Exercise:
Answer these questions about the x86 patch text:
1. Which function does the patch remove?
2. Which helper does the patch use in its place?
3. How many insertions and deletions does the patch make in total?
───── Excerpted text
From f2857ce92023409df1544737d5b3499b4630a183 Mon Sep 17 00:00:00 2001
From: Harvey Harrison <harvey.harrison@gmail.com>
Date: Wed, 30 Jan 2008 13:33:12 +0100
Subject: [PATCH 602/890] x86: remove last user of get_segment_eip

is_prefetch was the last user of get_segment_eip and only on
X86_32.  This function returned the faulting instruction's
address and set the upper segment limit.

Instead, use the convert_ip_to_linear helper and rely on
probe_kernel_address to do the segment checks which was
already done everywhere the segment limit was being checked
on X86_32.

Remove get_segment_eip as well.

Signed-off-by: Harvey Harrison <harvey.harrison@gmail.com>
Signed-off-by: Ingo Molnar <mingo@elte.hu>
Signed-off-by: Thomas Gleixner <tglx@linutronix.de>
---
 arch/x86/kernel/step.c   | 84 ----------------------------------------
 arch/x86/mm/fault_32.c   | 15 +------
 arch/x86/mm/fault_64.c   | 15 +------
 include/asm-x86/ptrace.h |  6 ++-
 4 files changed, 8 insertions(+), 112 deletions(-)

diff --git a/arch/x86/kernel/step.c b/arch/x86/kernel/step.c
index 80b37181a42b..2ef1a5f8d675 100644
--- a/arch/x86/kernel/step.c
+++ b/arch/x86/kernel/step.c
@@ -5,90 +5,6 @@
 #include <linux/mm.h>
 #include <linux/ptrace.h>
 
-#ifdef CONFIG_X86_32
-#include <linux/uaccess.h>
-
-#include <asm/desc.h>
-
-/*
- * Return EIP plus the CS segment base.  The segment limit is also
- * adjusted, clamped to the kernel/user address space (whichever is
- * appropriate), and returned in *eip_limit.
- *
- * The segment is checked, because it might have been changed by another
- * task between the original faulting instruction and here.
──────────
───── Data section
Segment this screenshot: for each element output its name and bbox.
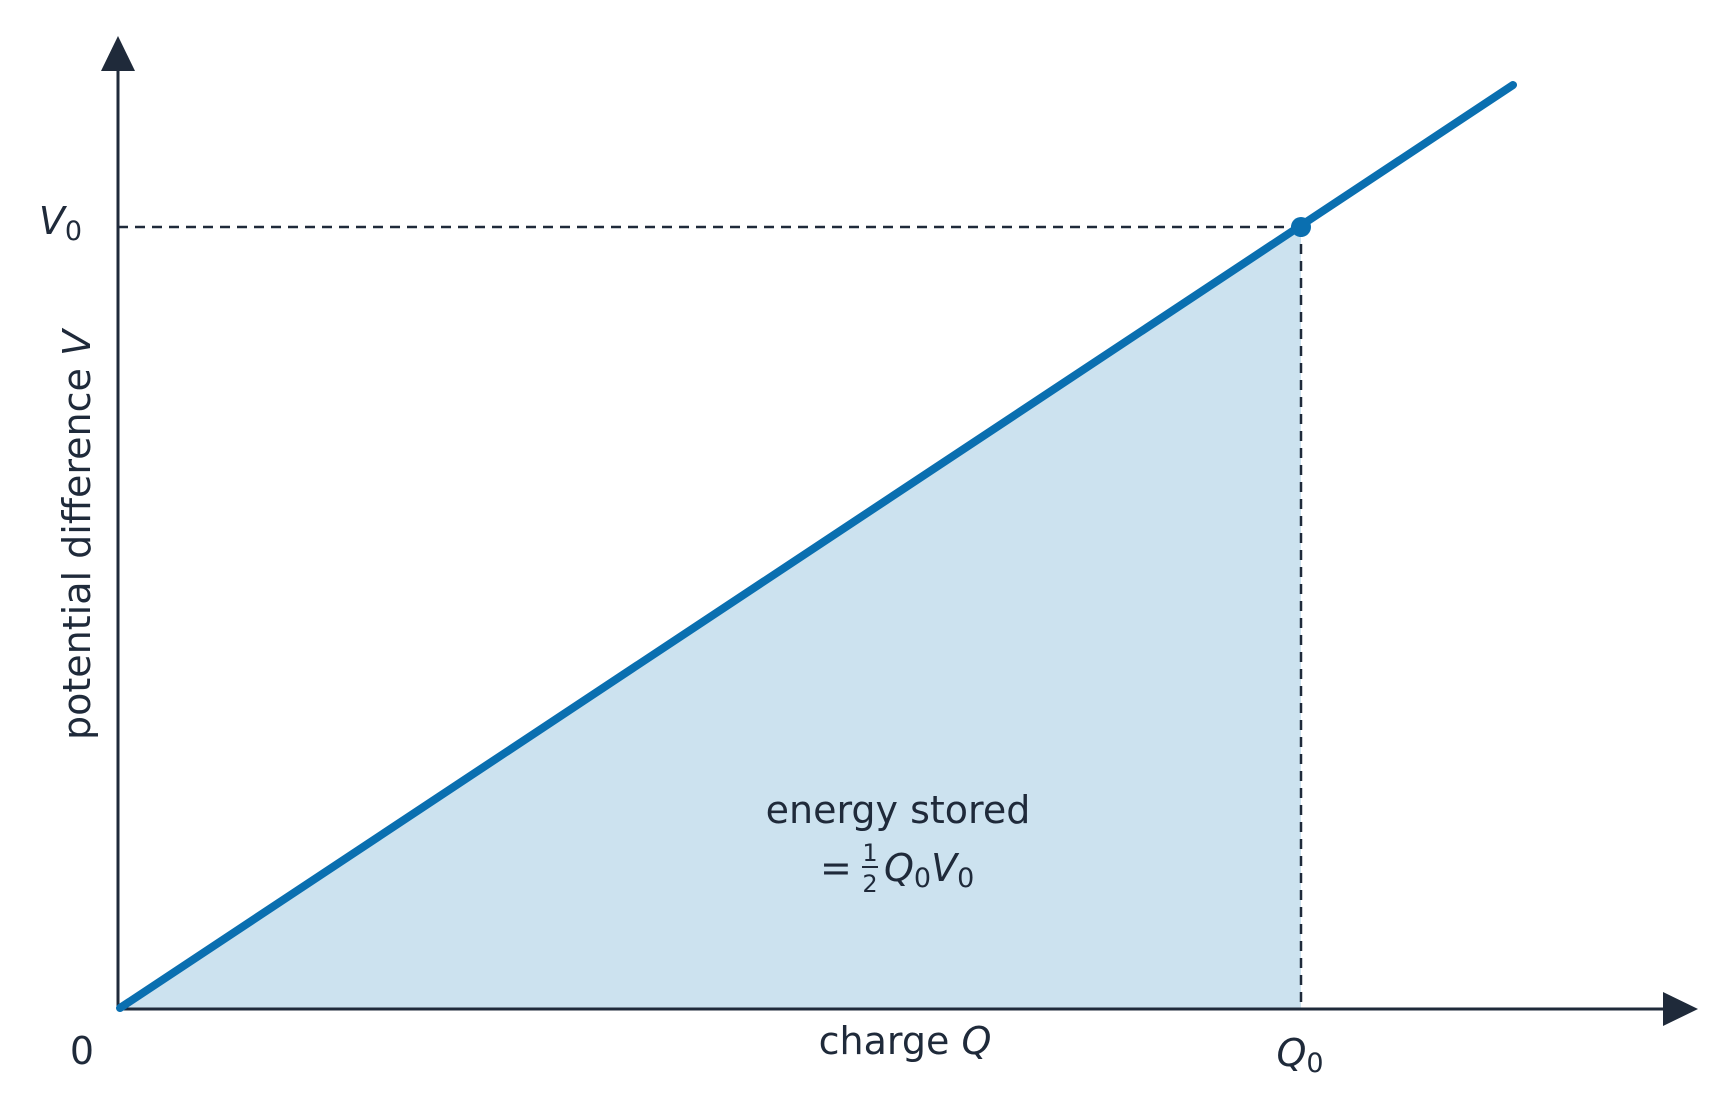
──────────
Right answer:
1. get_segment_eip
2. convert_ip_to_linear
3. 8 insertions and 112 deletions